When you return the data, keep every line exactly as it is and leave out the pictures.

Dataset items:
::::::::::

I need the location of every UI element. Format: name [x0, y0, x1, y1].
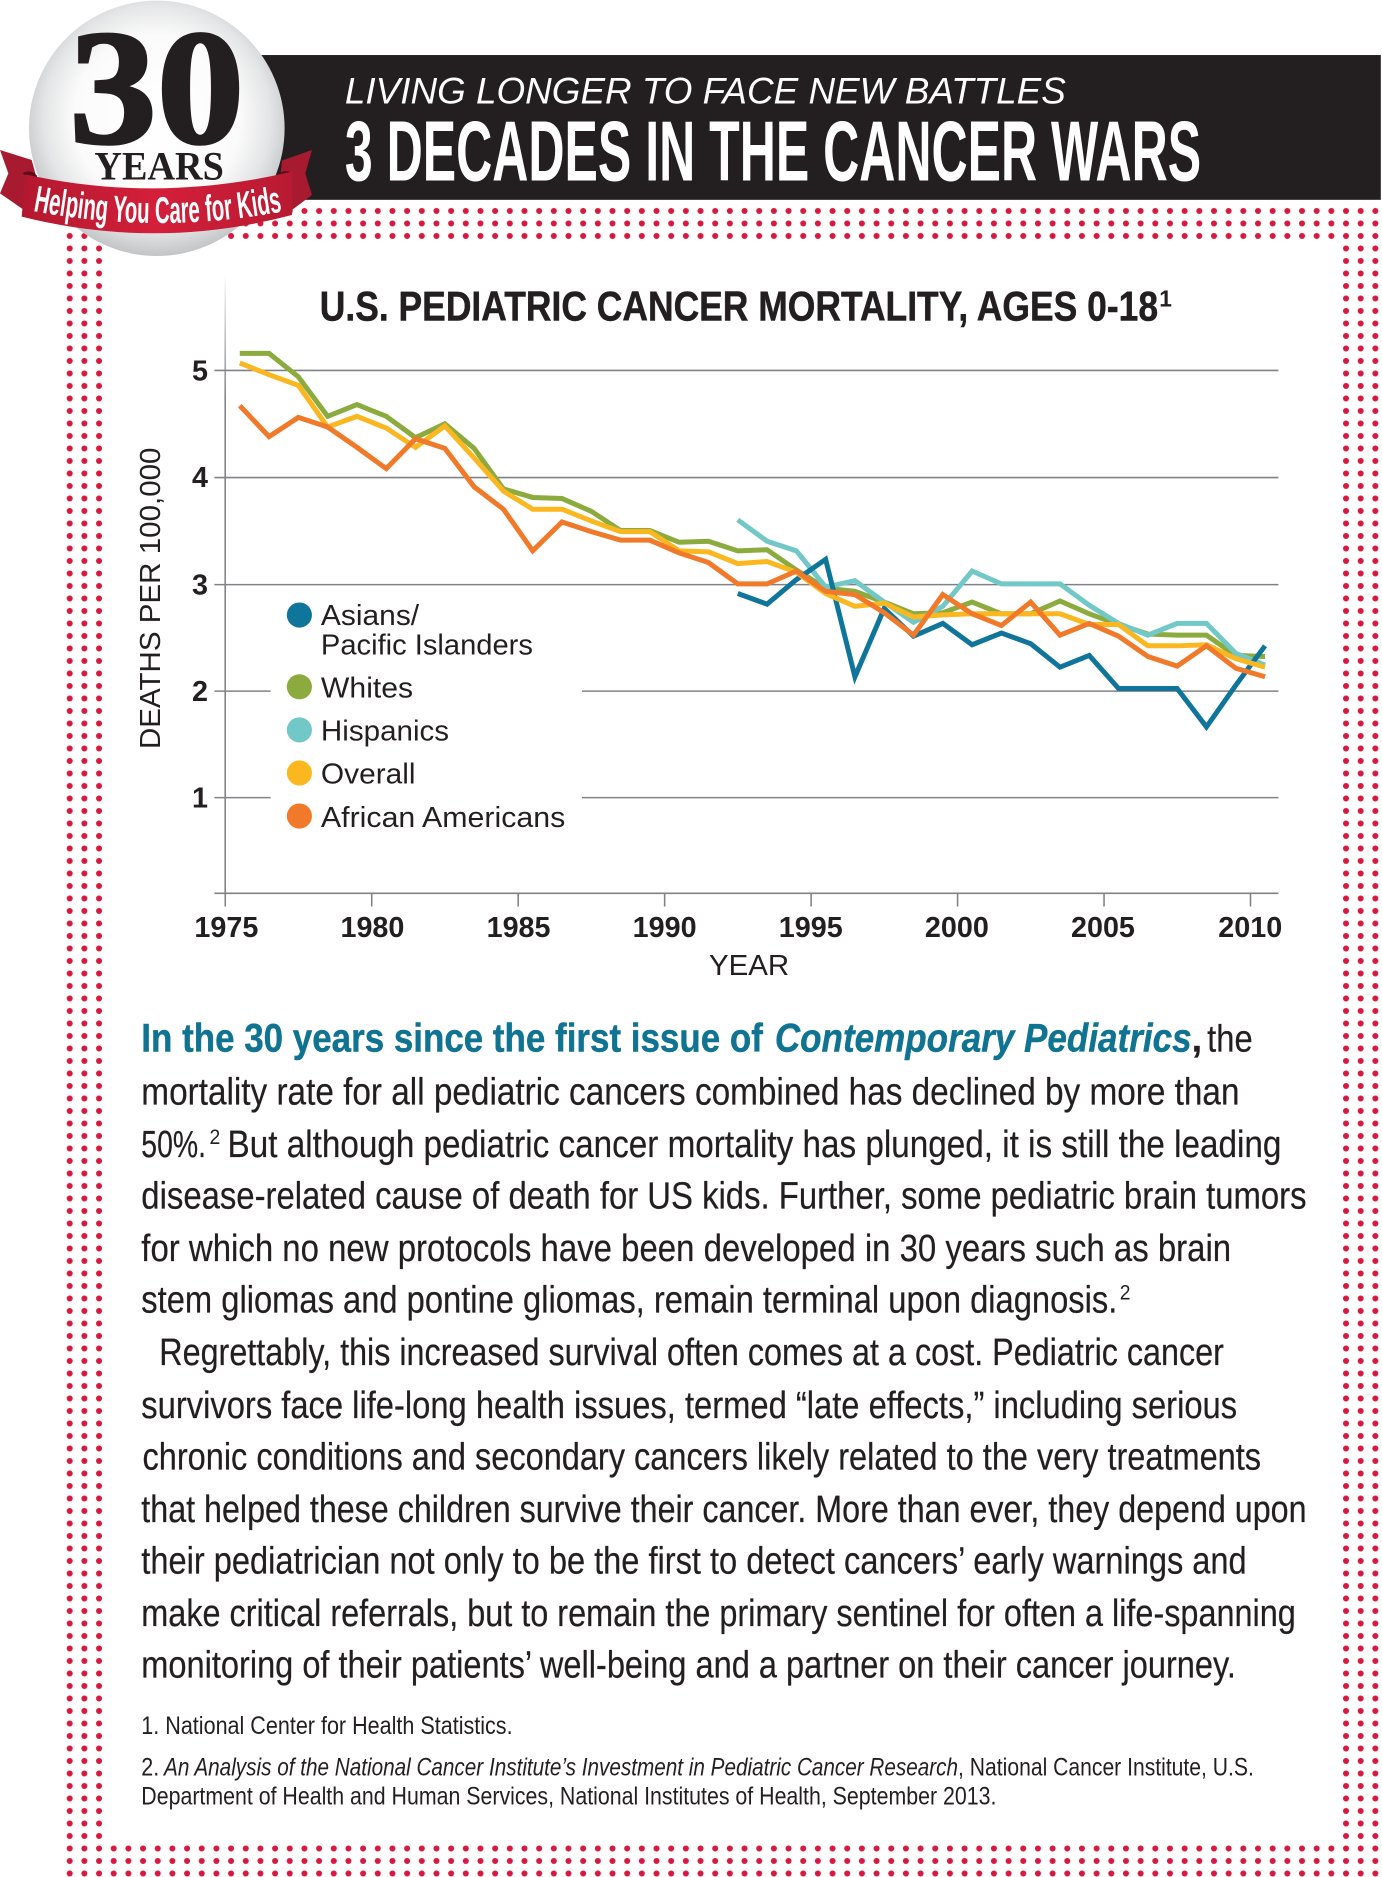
- footnotes: , National Cancer Institute, U.S.: [958, 1754, 1254, 1782]
- x axis title: YEAR: [709, 950, 789, 982]
- y axis title: DEATHS PER 100,000: [135, 448, 167, 749]
- legend: [287, 600, 565, 834]
- legend: Overall: Overall: [321, 759, 416, 791]
- ribbon: [0, 150, 312, 234]
- chart title: U.S. PEDIATRIC CANCER MORTALITY, AGES 0-18: [320, 283, 1158, 330]
- y axis labels: 3: [192, 570, 208, 602]
- badge: 30 years: [0, 0, 312, 256]
- x axis labels: 1995: [779, 912, 843, 944]
- y axis labels: 2: [192, 676, 208, 708]
- x axis labels: 1985: [487, 912, 551, 944]
- x axis labels: 1980: [340, 912, 404, 944]
- ribbon text: Helping You Care for Kids: [34, 186, 281, 228]
- badge ball: [29, 1, 285, 256]
- y axis labels: 4: [192, 462, 208, 494]
- axes and gridlines: [214, 274, 1278, 906]
- paragraph one: [141, 1070, 1307, 1321]
- paragraph one: mortality rate for all pediatric cancers combined has declined by more than: [141, 1070, 1239, 1112]
- legend: Whites: Whites: [321, 673, 413, 705]
- footnotes: 1. National Center for Health Statistics.: [141, 1712, 513, 1740]
- paragraph two: Regrettably, this increased survival often comes at a cost. Pediatric cancer: [159, 1331, 1224, 1373]
- x axis labels: 1975: [194, 912, 258, 944]
- chart: [135, 274, 1282, 982]
- paragraph one: stem gliomas and pontine gliomas, remain terminal upon diagnosis.: [141, 1279, 1117, 1321]
- badge number 30: 30: [69, 0, 244, 179]
- legend: Asians/Pacific Islanders: Asians/: [321, 600, 419, 632]
- x axis labels: 1990: [633, 912, 697, 944]
- header kicker: LIVING LONGER TO FACE NEW BATTLES: [345, 70, 1066, 111]
- x axis labels: 2000: [925, 912, 989, 944]
- chart title: 1: [1159, 285, 1172, 311]
- legend: Asians/Pacific Islanders: Pacific Islanders: [321, 630, 533, 662]
- body text: [141, 1017, 1307, 1810]
- footnotes: 2.: [141, 1754, 159, 1782]
- paragraph one: 2: [1120, 1280, 1131, 1304]
- y axis labels: 5: [192, 356, 208, 387]
- data lines: [240, 353, 1265, 727]
- header banner: [240, 55, 1381, 200]
- x axis labels: [194, 912, 1282, 944]
- legend: African Americans: African Americans: [321, 802, 565, 834]
- paragraph one: 50%.: [141, 1123, 206, 1165]
- paragraph two: [141, 1331, 1307, 1686]
- paragraph two: survivors face life-long health issues, termed “late effects,” including serious: [141, 1384, 1237, 1426]
- paragraph one: for which no new protocols have been developed in 30 years such as brain: [141, 1227, 1231, 1269]
- y axis labels: 1: [192, 783, 208, 815]
- lead sentence: Contemporary Pediatrics: [775, 1017, 1192, 1061]
- x axis labels: 2005: [1071, 912, 1135, 944]
- badge word YEARS: YEARS: [94, 144, 224, 189]
- legend: Asians/Pacific Islanders: [287, 600, 533, 662]
- y axis labels: [192, 356, 208, 815]
- lead sentence: ,: [1192, 1018, 1202, 1060]
- lead sentence: the: [1207, 1018, 1253, 1060]
- x axis labels: 2010: [1218, 912, 1282, 944]
- lead sentence: [141, 1017, 1253, 1061]
- lead sentence: In the 30 years since the first issue of: [141, 1017, 764, 1061]
- footnotes: Department of Health and Human Services, National Institutes of Health, September 2013.: [141, 1782, 996, 1810]
- legend: Whites: [287, 673, 413, 705]
- paragraph two: monitoring of their patients’ well-being and a partner on their cancer journey.: [141, 1644, 1236, 1686]
- footnotes: An Analysis of the National Cancer Institute’s Investment in Pediatric Cancer Research: [162, 1754, 958, 1782]
- footnotes: [141, 1712, 1254, 1810]
- paragraph one: 2: [210, 1125, 220, 1149]
- legend: Hispanics: Hispanics: [321, 716, 449, 748]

::::::::::

SOLUTION FOR THIS EXERCISE:
I need the location of every UI element. Format: name [x0, y0, x1, y1].
- footnotes: , National Cancer Institute, U.S.: [958, 1754, 1254, 1782]
- x axis title: YEAR: [709, 950, 789, 982]
- y axis title: DEATHS PER 100,000: [135, 448, 167, 749]
- legend: [287, 600, 565, 834]
- legend: Overall: Overall: [321, 759, 416, 791]
- ribbon: [0, 150, 312, 234]
- chart title: U.S. PEDIATRIC CANCER MORTALITY, AGES 0-18: [320, 283, 1158, 330]
- y axis labels: 3: [192, 570, 208, 602]
- badge: 30 years: [0, 0, 312, 256]
- x axis labels: 1995: [779, 912, 843, 944]
- y axis labels: 2: [192, 676, 208, 708]
- x axis labels: 1985: [487, 912, 551, 944]
- x axis labels: 1980: [340, 912, 404, 944]
- ribbon text: Helping You Care for Kids: [34, 186, 281, 228]
- badge ball: [29, 1, 285, 256]
- y axis labels: 4: [192, 462, 208, 494]
- axes and gridlines: [214, 274, 1278, 906]
- paragraph one: [141, 1070, 1307, 1321]
- paragraph one: mortality rate for all pediatric cancers combined has declined by more than: [141, 1070, 1239, 1112]
- legend: Whites: Whites: [321, 673, 413, 705]
- footnotes: 1. National Center for Health Statistics.: [141, 1712, 513, 1740]
- paragraph two: Regrettably, this increased survival often comes at a cost. Pediatric cancer: [159, 1331, 1224, 1373]
- x axis labels: 1975: [194, 912, 258, 944]
- chart: [135, 274, 1282, 982]
- paragraph one: stem gliomas and pontine gliomas, remain terminal upon diagnosis.: [141, 1279, 1117, 1321]
- badge number 30: 30: [69, 0, 244, 179]
- legend: Asians/Pacific Islanders: Asians/: [321, 600, 419, 632]
- x axis labels: 1990: [633, 912, 697, 944]
- header kicker: LIVING LONGER TO FACE NEW BATTLES: [345, 70, 1066, 111]
- x axis labels: 2000: [925, 912, 989, 944]
- chart title: 1: [1159, 285, 1172, 311]
- legend: Asians/Pacific Islanders: Pacific Islanders: [321, 630, 533, 662]
- body text: [141, 1017, 1307, 1810]
- footnotes: 2.: [141, 1754, 159, 1782]
- paragraph one: 2: [1120, 1280, 1131, 1304]
- y axis labels: 5: [192, 356, 208, 387]
- data lines: [240, 353, 1265, 727]
- header banner: [240, 55, 1381, 200]
- x axis labels: [194, 912, 1282, 944]
- legend: African Americans: African Americans: [321, 802, 565, 834]
- paragraph one: 50%.: [141, 1123, 206, 1165]
- paragraph two: [141, 1331, 1307, 1686]
- paragraph two: survivors face life-long health issues, termed “late effects,” including serious: [141, 1384, 1237, 1426]
- paragraph one: for which no new protocols have been developed in 30 years such as brain: [141, 1227, 1231, 1269]
- y axis labels: 1: [192, 783, 208, 815]
- lead sentence: Contemporary Pediatrics: [775, 1017, 1192, 1061]
- x axis labels: 2005: [1071, 912, 1135, 944]
- badge word YEARS: YEARS: [94, 144, 224, 189]
- legend: Asians/Pacific Islanders: [287, 600, 533, 662]
- y axis labels: [192, 356, 208, 815]
- lead sentence: ,: [1192, 1018, 1202, 1060]
- lead sentence: the: [1207, 1018, 1253, 1060]
- x axis labels: 2010: [1218, 912, 1282, 944]
- lead sentence: [141, 1017, 1253, 1061]
- lead sentence: In the 30 years since the first issue of: [141, 1017, 764, 1061]
- footnotes: Department of Health and Human Services, National Institutes of Health, September 2013.: [141, 1782, 996, 1810]
- legend: Whites: [287, 673, 413, 705]
- paragraph two: monitoring of their patients’ well-being and a partner on their cancer journey.: [141, 1644, 1236, 1686]
- footnotes: An Analysis of the National Cancer Institute’s Investment in Pediatric Cancer Research: [162, 1754, 958, 1782]
- footnotes: [141, 1712, 1254, 1810]
- paragraph one: 2: [210, 1125, 220, 1149]
- legend: Hispanics: Hispanics: [321, 716, 449, 748]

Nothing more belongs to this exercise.